BEGIN Records supplied

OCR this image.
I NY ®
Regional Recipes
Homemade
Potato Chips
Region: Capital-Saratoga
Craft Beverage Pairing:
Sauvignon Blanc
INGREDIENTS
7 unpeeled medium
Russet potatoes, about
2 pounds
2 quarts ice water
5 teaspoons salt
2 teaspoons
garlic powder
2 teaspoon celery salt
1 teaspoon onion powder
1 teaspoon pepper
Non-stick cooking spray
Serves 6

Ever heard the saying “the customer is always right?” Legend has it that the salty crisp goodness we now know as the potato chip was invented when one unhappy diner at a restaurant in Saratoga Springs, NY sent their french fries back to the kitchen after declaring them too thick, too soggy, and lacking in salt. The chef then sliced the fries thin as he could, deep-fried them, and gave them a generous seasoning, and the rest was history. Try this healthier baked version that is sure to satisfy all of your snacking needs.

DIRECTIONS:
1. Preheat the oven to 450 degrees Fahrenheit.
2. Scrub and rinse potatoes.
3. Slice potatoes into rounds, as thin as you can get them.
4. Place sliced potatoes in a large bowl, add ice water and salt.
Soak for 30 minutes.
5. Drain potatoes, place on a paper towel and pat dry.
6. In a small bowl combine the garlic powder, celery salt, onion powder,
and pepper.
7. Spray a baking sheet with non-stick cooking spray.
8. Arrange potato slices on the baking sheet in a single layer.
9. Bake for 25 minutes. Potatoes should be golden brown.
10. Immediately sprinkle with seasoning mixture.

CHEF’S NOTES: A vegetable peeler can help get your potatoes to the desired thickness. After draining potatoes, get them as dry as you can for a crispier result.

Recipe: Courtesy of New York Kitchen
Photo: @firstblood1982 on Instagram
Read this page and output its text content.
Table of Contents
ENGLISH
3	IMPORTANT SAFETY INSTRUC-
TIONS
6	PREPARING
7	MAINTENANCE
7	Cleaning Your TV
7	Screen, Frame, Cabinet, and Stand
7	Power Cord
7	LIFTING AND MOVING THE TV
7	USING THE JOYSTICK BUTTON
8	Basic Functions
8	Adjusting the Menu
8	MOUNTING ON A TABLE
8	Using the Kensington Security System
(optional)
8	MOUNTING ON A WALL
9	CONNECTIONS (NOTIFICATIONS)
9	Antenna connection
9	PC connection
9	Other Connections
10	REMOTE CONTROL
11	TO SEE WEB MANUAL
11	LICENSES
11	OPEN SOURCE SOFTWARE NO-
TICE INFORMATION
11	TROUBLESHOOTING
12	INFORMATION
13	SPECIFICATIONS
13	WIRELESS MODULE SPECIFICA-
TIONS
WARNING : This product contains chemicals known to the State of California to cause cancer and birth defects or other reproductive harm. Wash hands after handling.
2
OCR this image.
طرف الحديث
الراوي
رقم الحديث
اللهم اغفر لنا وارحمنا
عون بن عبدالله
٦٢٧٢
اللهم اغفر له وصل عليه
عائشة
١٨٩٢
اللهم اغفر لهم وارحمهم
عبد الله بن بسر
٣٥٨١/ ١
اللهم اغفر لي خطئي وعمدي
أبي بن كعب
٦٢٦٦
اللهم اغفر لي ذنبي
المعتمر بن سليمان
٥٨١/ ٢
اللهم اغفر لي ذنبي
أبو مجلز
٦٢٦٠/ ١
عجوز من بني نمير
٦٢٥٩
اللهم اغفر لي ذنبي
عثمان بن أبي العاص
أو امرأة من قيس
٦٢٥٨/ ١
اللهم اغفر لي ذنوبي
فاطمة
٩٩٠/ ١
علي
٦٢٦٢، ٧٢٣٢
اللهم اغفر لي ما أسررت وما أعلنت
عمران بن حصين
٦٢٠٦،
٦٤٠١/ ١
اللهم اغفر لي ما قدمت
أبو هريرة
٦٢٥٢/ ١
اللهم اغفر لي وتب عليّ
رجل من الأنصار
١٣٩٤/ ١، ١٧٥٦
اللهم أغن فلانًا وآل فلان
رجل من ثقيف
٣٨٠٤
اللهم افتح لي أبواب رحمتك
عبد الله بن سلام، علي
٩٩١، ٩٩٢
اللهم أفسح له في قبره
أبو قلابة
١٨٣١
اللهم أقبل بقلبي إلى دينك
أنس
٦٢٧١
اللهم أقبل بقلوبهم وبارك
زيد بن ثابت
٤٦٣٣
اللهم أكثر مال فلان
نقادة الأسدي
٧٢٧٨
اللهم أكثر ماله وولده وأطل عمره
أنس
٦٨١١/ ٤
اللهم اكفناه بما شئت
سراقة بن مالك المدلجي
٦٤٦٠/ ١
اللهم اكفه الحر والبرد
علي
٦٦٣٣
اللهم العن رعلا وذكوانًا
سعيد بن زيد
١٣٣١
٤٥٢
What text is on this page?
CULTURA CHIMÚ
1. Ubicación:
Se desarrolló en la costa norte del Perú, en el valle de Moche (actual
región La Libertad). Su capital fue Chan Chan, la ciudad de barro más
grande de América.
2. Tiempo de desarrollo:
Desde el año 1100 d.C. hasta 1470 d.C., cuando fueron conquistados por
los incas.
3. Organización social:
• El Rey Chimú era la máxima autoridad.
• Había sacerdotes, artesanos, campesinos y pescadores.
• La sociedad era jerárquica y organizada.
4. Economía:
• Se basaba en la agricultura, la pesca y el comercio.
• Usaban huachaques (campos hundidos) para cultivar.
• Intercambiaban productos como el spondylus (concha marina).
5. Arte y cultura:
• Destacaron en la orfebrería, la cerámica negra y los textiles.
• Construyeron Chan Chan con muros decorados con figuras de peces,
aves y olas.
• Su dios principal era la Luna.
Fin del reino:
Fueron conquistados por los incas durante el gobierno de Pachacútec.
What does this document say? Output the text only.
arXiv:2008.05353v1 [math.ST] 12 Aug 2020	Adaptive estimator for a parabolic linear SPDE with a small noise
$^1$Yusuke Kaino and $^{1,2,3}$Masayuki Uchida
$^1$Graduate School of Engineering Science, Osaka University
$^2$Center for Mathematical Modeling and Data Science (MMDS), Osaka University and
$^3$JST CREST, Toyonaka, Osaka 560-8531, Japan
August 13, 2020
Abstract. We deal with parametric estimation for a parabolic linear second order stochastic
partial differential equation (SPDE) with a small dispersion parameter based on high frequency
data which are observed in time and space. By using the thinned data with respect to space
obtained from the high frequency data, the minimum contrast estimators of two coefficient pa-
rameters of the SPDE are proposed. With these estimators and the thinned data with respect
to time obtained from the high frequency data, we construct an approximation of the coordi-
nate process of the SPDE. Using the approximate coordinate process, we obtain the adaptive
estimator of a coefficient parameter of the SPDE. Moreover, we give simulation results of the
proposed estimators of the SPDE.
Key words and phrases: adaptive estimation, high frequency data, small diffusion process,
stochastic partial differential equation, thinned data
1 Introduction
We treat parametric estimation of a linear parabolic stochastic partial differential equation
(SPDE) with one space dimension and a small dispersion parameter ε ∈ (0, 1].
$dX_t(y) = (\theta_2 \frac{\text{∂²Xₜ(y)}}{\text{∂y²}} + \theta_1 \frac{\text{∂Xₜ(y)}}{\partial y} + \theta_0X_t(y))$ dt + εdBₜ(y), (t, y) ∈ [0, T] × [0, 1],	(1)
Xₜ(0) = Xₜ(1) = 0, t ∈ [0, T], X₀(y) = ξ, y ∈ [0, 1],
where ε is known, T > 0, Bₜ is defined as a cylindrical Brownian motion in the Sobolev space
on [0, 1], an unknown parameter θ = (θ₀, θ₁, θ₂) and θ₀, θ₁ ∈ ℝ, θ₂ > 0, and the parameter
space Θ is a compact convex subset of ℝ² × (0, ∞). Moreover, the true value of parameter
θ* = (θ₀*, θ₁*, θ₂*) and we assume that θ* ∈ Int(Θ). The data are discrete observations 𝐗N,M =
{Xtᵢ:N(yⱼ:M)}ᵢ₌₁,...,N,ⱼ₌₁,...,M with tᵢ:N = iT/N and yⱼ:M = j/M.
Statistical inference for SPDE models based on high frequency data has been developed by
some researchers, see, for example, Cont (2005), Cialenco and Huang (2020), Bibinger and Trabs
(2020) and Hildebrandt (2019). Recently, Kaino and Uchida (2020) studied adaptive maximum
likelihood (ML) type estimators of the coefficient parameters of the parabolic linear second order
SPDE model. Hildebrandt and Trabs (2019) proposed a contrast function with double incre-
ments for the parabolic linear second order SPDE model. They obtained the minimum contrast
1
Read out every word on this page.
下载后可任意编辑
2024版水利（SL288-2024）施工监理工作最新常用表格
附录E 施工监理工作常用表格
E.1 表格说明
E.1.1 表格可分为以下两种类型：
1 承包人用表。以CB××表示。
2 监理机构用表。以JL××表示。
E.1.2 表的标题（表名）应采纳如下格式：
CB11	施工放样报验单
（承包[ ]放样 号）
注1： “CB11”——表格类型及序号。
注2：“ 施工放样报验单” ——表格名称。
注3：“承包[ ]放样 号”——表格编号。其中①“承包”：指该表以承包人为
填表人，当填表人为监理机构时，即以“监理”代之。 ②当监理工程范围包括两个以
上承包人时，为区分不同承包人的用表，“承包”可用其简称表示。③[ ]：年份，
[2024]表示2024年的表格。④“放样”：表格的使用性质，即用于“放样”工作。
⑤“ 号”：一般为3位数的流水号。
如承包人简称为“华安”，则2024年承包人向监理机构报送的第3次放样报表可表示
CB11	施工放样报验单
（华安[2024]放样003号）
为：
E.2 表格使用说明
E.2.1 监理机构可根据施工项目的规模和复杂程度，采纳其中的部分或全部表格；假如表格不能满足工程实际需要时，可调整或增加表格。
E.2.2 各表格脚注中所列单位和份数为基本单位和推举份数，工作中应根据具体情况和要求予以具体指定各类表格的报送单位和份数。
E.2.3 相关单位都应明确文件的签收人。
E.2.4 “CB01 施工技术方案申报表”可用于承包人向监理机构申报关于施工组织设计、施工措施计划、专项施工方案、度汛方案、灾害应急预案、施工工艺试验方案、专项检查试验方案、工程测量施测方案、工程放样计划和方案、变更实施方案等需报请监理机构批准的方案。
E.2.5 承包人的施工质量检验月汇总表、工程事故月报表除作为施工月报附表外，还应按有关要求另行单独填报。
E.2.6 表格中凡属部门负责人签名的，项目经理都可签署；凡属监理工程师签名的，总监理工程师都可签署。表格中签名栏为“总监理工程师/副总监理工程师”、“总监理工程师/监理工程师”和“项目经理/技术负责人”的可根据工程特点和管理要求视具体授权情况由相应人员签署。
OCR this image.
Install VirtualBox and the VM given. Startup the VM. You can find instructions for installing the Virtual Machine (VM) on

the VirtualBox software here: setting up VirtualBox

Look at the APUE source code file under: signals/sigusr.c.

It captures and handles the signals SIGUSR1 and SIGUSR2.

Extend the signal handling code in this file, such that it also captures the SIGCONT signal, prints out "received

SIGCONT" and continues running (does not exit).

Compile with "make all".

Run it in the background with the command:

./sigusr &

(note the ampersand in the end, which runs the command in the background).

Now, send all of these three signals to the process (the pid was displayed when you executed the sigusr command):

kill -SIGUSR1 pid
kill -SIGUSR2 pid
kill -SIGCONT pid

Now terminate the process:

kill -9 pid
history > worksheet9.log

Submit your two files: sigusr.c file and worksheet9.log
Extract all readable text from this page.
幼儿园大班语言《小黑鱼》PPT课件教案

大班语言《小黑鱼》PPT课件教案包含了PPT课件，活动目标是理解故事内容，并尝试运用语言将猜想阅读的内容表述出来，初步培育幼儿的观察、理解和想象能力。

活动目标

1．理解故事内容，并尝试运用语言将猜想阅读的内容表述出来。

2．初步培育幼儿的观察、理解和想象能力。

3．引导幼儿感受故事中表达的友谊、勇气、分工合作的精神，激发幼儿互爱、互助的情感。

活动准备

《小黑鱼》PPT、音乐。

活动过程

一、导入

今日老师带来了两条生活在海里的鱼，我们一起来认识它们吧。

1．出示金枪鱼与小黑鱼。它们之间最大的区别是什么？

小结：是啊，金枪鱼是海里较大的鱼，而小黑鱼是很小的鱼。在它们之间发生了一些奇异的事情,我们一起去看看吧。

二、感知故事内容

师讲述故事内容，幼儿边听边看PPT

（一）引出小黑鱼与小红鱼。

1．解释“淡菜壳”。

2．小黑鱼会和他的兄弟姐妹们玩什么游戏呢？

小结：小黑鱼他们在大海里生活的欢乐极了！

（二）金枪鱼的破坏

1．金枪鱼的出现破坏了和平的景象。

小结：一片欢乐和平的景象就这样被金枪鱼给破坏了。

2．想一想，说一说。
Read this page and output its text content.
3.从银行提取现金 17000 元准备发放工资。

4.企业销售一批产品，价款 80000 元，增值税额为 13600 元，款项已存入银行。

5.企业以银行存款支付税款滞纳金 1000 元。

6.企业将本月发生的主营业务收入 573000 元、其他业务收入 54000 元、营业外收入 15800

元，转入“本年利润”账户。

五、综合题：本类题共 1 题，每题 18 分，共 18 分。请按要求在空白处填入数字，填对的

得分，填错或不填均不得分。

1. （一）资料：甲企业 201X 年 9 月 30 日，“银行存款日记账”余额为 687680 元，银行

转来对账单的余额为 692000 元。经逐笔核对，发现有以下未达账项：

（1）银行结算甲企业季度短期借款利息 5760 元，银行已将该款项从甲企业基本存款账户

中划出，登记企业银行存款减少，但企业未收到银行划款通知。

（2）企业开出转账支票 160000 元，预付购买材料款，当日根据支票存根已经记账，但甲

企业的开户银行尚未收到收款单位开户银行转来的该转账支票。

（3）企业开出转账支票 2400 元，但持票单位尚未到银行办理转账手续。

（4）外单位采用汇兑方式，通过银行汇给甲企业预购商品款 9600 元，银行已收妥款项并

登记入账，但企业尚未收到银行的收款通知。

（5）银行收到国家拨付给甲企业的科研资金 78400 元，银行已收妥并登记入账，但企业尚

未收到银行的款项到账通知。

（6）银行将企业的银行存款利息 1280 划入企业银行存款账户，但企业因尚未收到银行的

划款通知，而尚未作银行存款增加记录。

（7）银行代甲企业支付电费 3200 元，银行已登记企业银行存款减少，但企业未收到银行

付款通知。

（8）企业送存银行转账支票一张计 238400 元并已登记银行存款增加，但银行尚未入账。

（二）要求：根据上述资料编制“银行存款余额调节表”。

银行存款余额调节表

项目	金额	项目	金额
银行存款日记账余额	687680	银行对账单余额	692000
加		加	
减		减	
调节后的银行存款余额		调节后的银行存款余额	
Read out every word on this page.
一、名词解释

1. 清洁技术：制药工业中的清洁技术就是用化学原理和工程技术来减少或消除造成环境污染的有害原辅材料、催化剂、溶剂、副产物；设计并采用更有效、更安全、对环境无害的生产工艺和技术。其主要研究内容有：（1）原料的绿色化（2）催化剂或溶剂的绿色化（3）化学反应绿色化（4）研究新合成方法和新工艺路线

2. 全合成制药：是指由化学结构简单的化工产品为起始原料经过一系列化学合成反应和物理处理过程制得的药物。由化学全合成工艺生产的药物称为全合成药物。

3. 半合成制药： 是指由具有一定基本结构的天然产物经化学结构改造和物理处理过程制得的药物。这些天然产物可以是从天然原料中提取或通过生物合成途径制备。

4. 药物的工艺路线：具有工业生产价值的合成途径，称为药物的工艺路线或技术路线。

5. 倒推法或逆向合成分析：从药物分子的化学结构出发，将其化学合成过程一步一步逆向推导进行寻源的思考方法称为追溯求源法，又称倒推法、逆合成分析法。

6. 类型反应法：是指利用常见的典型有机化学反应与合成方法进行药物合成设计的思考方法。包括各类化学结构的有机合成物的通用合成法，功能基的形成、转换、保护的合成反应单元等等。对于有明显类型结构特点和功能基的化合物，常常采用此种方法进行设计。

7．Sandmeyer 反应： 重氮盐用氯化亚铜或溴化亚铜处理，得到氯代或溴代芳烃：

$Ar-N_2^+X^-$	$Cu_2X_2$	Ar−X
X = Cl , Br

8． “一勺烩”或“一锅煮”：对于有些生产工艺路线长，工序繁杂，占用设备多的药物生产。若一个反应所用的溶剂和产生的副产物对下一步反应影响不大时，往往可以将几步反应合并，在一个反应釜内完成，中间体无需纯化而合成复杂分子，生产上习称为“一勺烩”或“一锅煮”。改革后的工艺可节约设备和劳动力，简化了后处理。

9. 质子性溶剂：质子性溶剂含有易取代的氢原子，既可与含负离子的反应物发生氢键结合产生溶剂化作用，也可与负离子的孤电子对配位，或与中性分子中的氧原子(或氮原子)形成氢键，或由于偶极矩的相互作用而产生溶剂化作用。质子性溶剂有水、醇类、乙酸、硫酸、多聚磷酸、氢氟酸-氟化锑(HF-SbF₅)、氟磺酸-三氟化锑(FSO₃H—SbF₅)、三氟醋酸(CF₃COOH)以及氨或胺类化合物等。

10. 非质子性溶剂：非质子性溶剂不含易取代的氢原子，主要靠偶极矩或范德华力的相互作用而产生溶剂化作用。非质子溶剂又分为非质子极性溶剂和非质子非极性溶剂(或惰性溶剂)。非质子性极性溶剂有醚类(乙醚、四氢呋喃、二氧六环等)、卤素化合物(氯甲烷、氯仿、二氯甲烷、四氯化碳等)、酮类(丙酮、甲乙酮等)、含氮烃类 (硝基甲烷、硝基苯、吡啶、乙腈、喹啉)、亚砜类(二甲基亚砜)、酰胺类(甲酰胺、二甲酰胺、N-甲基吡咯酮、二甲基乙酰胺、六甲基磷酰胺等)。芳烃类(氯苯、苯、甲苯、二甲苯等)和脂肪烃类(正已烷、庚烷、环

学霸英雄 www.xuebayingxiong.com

END Records supplied

Pull every line containing the word "parametric" out of the material.

Abstract. We deal with parametric estimation for a parabolic linear second order stochastic
We treat parametric estimation of a linear parabolic stochastic partial differential equation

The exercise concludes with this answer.